■ REQUIREMENT ■
Look through the material below for "this". Copy every line that contains it.

■ EXCERPTED DATA ■
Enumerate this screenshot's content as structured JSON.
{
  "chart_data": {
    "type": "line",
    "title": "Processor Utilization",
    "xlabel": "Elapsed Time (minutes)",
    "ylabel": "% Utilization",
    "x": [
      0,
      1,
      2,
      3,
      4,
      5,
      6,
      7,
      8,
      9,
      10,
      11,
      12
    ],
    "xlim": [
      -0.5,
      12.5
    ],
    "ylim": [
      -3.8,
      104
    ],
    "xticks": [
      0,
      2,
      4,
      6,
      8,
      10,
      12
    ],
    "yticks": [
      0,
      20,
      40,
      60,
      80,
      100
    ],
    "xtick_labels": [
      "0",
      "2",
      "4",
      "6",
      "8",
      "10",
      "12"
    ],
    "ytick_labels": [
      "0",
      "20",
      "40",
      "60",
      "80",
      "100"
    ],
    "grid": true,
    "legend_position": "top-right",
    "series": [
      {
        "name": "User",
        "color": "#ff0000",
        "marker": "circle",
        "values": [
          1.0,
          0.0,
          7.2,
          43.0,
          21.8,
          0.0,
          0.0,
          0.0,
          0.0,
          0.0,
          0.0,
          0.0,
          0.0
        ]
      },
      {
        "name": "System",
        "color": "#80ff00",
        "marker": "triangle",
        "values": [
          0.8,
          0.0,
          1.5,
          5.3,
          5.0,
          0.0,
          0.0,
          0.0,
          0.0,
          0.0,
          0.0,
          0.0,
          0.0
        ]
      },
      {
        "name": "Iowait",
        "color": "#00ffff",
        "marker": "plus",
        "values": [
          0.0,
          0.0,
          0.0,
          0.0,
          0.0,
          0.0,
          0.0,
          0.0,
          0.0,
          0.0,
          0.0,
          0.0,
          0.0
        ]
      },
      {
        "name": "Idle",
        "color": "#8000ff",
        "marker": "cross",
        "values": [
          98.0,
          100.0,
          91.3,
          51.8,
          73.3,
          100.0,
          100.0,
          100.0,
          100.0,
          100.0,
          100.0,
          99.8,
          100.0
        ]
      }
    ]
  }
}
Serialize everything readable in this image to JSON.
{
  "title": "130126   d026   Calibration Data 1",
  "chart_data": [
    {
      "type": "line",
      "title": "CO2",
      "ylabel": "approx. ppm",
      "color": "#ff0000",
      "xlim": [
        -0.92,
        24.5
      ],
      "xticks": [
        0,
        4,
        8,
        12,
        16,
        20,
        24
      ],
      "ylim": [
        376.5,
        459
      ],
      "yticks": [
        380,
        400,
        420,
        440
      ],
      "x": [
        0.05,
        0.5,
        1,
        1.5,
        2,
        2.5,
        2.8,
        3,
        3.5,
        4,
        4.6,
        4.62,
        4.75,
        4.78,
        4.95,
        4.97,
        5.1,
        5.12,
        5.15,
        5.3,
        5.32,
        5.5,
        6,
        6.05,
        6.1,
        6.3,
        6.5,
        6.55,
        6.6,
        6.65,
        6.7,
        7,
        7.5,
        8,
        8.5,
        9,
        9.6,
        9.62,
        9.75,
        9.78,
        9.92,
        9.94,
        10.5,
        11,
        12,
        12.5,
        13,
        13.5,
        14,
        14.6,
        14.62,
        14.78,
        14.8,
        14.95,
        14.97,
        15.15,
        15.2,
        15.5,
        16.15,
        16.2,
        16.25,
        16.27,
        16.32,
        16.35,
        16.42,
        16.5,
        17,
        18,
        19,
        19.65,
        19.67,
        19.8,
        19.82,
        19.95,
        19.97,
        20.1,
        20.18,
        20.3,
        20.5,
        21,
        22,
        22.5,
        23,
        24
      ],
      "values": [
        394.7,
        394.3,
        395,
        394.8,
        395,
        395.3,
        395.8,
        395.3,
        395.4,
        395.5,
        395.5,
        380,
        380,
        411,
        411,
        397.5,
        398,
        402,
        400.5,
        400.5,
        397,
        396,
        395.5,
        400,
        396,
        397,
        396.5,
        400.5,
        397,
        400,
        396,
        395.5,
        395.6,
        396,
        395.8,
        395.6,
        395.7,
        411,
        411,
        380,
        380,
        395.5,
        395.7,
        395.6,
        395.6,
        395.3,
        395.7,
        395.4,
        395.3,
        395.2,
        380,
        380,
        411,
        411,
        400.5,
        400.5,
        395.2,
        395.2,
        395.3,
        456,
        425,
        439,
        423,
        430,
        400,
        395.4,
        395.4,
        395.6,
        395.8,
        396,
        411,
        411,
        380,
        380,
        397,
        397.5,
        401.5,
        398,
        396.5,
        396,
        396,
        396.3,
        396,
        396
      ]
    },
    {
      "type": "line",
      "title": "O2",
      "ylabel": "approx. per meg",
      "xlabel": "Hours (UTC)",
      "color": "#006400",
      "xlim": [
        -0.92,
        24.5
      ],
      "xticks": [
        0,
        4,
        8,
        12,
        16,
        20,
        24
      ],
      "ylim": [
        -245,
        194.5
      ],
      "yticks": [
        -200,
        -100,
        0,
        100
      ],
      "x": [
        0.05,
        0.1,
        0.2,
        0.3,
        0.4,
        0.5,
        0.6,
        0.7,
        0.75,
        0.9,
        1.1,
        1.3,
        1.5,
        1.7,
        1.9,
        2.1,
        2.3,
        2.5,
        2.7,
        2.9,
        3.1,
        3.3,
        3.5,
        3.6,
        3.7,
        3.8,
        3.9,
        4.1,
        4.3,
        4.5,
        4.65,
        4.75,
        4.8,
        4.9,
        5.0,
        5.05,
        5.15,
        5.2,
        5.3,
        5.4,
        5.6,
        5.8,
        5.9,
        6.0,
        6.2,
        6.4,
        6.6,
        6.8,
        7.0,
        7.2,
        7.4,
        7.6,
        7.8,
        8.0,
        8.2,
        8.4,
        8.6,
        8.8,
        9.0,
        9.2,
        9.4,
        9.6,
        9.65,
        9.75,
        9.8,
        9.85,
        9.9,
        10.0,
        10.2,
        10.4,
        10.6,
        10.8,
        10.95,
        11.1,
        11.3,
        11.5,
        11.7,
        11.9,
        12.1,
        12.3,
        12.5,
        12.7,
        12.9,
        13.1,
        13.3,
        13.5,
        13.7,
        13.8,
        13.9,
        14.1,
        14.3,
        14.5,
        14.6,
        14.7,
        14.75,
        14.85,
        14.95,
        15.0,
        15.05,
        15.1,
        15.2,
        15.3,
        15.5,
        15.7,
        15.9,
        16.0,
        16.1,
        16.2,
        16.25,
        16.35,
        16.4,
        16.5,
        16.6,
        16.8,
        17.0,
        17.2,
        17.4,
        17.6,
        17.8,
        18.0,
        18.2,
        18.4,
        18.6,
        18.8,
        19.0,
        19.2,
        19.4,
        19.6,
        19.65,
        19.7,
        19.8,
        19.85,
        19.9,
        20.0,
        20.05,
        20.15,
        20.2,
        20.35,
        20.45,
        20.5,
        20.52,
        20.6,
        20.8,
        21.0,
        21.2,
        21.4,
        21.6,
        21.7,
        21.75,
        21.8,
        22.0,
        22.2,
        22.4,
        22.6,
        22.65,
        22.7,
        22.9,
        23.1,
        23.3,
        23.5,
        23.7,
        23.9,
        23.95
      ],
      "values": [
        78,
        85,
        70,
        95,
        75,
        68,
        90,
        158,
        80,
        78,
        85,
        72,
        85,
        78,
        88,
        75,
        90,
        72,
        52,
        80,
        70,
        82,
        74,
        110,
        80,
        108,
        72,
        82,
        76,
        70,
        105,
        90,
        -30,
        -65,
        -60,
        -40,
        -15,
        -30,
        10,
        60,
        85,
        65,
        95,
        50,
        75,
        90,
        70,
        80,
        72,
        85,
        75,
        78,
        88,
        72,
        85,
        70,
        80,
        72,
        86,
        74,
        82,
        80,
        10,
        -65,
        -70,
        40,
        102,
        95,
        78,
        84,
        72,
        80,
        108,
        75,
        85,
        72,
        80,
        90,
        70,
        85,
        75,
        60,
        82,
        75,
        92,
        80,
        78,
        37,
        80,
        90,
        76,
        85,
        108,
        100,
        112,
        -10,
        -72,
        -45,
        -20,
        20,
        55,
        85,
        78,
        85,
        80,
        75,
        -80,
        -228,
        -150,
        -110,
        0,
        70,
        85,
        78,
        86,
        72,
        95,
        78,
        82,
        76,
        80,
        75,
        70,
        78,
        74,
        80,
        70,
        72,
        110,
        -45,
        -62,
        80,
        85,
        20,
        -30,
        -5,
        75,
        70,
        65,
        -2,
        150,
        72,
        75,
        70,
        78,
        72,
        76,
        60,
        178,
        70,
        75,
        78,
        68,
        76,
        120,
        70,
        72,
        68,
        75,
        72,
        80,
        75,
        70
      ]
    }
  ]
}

■ FULL RESPONSE ■
Enumerate this screenshot's content as structured JSON.
Serialize everything readable in this image to JSON.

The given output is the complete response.